====== AVAILABLE RECORDS ======

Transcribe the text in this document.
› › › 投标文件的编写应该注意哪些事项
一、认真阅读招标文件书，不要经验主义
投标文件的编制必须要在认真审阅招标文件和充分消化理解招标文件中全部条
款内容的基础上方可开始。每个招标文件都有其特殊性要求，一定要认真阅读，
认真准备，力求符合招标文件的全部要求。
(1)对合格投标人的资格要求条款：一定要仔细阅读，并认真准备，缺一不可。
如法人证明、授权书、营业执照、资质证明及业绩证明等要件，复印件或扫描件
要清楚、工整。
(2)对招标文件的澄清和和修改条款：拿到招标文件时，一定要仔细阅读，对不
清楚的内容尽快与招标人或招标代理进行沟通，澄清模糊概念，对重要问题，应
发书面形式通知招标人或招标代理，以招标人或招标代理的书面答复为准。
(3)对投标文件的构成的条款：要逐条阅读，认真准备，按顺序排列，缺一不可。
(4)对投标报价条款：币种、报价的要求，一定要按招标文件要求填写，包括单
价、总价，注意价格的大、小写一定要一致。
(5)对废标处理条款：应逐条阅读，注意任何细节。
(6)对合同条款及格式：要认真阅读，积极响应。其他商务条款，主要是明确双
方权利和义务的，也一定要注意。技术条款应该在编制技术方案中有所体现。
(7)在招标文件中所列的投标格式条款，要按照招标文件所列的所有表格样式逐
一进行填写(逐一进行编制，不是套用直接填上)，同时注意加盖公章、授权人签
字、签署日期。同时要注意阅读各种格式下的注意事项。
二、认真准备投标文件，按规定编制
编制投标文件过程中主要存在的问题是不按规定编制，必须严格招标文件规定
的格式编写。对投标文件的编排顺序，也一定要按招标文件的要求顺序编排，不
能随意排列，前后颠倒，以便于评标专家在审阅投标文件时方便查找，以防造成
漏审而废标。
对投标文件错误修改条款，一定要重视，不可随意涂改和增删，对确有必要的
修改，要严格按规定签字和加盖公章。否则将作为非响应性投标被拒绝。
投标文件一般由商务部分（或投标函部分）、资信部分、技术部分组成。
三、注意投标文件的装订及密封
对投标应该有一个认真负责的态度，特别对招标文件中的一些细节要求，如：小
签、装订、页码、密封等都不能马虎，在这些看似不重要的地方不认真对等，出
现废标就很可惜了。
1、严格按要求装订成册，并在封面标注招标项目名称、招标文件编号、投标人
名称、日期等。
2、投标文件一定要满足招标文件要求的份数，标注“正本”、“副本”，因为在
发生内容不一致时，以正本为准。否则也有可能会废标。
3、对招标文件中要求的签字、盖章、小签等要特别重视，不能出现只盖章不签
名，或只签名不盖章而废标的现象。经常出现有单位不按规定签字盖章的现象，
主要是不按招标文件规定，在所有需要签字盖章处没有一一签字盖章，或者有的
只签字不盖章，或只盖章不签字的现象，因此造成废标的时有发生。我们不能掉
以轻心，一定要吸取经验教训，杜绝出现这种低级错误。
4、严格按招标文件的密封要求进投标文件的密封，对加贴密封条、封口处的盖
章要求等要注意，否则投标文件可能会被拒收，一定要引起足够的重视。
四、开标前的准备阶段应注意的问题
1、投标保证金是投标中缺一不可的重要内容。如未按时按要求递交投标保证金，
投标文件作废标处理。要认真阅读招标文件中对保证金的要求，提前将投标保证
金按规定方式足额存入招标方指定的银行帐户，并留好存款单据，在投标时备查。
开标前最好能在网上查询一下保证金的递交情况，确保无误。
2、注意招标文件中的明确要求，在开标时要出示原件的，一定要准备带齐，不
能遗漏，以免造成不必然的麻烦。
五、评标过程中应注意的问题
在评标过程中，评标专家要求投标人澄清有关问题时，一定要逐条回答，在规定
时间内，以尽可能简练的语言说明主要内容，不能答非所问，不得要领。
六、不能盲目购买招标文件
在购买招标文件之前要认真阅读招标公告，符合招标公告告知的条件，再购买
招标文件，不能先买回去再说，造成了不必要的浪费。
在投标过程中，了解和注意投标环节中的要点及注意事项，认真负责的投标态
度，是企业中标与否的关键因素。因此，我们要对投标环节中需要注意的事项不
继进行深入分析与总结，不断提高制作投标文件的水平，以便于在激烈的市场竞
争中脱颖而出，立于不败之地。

======

• [REQUIREMENTS] Write the material out exactly, with nothing left out.

• [FINISHED ANSWER]
Transcribe the text in this document.
› › › 投标文件的编写应该注意哪些事项
一、认真阅读招标文件书，不要经验主义
投标文件的编制必须要在认真审阅招标文件和充分消化理解招标文件中全部条
款内容的基础上方可开始。每个招标文件都有其特殊性要求，一定要认真阅读，
认真准备，力求符合招标文件的全部要求。
(1)对合格投标人的资格要求条款：一定要仔细阅读，并认真准备，缺一不可。
如法人证明、授权书、营业执照、资质证明及业绩证明等要件，复印件或扫描件
要清楚、工整。
(2)对招标文件的澄清和和修改条款：拿到招标文件时，一定要仔细阅读，对不
清楚的内容尽快与招标人或招标代理进行沟通，澄清模糊概念，对重要问题，应
发书面形式通知招标人或招标代理，以招标人或招标代理的书面答复为准。
(3)对投标文件的构成的条款：要逐条阅读，认真准备，按顺序排列，缺一不可。
(4)对投标报价条款：币种、报价的要求，一定要按招标文件要求填写，包括单
价、总价，注意价格的大、小写一定要一致。
(5)对废标处理条款：应逐条阅读，注意任何细节。
(6)对合同条款及格式：要认真阅读，积极响应。其他商务条款，主要是明确双
方权利和义务的，也一定要注意。技术条款应该在编制技术方案中有所体现。
(7)在招标文件中所列的投标格式条款，要按照招标文件所列的所有表格样式逐
一进行填写(逐一进行编制，不是套用直接填上)，同时注意加盖公章、授权人签
字、签署日期。同时要注意阅读各种格式下的注意事项。
二、认真准备投标文件，按规定编制
编制投标文件过程中主要存在的问题是不按规定编制，必须严格招标文件规定
的格式编写。对投标文件的编排顺序，也一定要按招标文件的要求顺序编排，不
能随意排列，前后颠倒，以便于评标专家在审阅投标文件时方便查找，以防造成
漏审而废标。
对投标文件错误修改条款，一定要重视，不可随意涂改和增删，对确有必要的
修改，要严格按规定签字和加盖公章。否则将作为非响应性投标被拒绝。
投标文件一般由商务部分（或投标函部分）、资信部分、技术部分组成。
三、注意投标文件的装订及密封
对投标应该有一个认真负责的态度，特别对招标文件中的一些细节要求，如：小
签、装订、页码、密封等都不能马虎，在这些看似不重要的地方不认真对等，出
现废标就很可惜了。
1、严格按要求装订成册，并在封面标注招标项目名称、招标文件编号、投标人
名称、日期等。
2、投标文件一定要满足招标文件要求的份数，标注“正本”、“副本”，因为在
发生内容不一致时，以正本为准。否则也有可能会废标。
3、对招标文件中要求的签字、盖章、小签等要特别重视，不能出现只盖章不签
名，或只签名不盖章而废标的现象。经常出现有单位不按规定签字盖章的现象，
主要是不按招标文件规定，在所有需要签字盖章处没有一一签字盖章，或者有的
只签字不盖章，或只盖章不签字的现象，因此造成废标的时有发生。我们不能掉
以轻心，一定要吸取经验教训，杜绝出现这种低级错误。
4、严格按招标文件的密封要求进投标文件的密封，对加贴密封条、封口处的盖
章要求等要注意，否则投标文件可能会被拒收，一定要引起足够的重视。
四、开标前的准备阶段应注意的问题
1、投标保证金是投标中缺一不可的重要内容。如未按时按要求递交投标保证金，
投标文件作废标处理。要认真阅读招标文件中对保证金的要求，提前将投标保证
金按规定方式足额存入招标方指定的银行帐户，并留好存款单据，在投标时备查。
开标前最好能在网上查询一下保证金的递交情况，确保无误。
2、注意招标文件中的明确要求，在开标时要出示原件的，一定要准备带齐，不
能遗漏，以免造成不必然的麻烦。
五、评标过程中应注意的问题
在评标过程中，评标专家要求投标人澄清有关问题时，一定要逐条回答，在规定
时间内，以尽可能简练的语言说明主要内容，不能答非所问，不得要领。
六、不能盲目购买招标文件
在购买招标文件之前要认真阅读招标公告，符合招标公告告知的条件，再购买
招标文件，不能先买回去再说，造成了不必要的浪费。
在投标过程中，了解和注意投标环节中的要点及注意事项，认真负责的投标态
度，是企业中标与否的关键因素。因此，我们要对投标环节中需要注意的事项不
继进行深入分析与总结，不断提高制作投标文件的水平，以便于在激烈的市场竞
争中脱颖而出，立于不败之地。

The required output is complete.